DATASET EXTRACT
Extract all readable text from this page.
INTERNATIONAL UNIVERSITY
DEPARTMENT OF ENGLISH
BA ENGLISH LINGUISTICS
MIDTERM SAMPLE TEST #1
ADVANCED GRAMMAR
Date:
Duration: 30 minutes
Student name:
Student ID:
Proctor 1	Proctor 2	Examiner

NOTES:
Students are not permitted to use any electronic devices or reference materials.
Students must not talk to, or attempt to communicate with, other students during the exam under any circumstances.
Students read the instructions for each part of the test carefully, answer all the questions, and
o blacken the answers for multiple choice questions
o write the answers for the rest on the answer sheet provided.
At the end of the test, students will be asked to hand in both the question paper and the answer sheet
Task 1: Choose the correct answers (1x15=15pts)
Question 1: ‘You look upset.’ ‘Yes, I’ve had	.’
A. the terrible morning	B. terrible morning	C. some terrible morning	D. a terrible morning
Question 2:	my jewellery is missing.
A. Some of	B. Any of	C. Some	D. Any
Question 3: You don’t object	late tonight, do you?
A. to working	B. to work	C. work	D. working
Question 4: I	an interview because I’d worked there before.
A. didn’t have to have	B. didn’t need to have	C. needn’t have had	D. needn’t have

WRITTEN EXERCISE
Find every line in the records that contains the word "answers"; copy those lines.

SOLUTION TO THIS PROBLEM
o blacken the answers for multiple choice questions
o write the answers for the rest on the answer sheet provided.
Task 1: Choose the correct answers (1x15=15pts)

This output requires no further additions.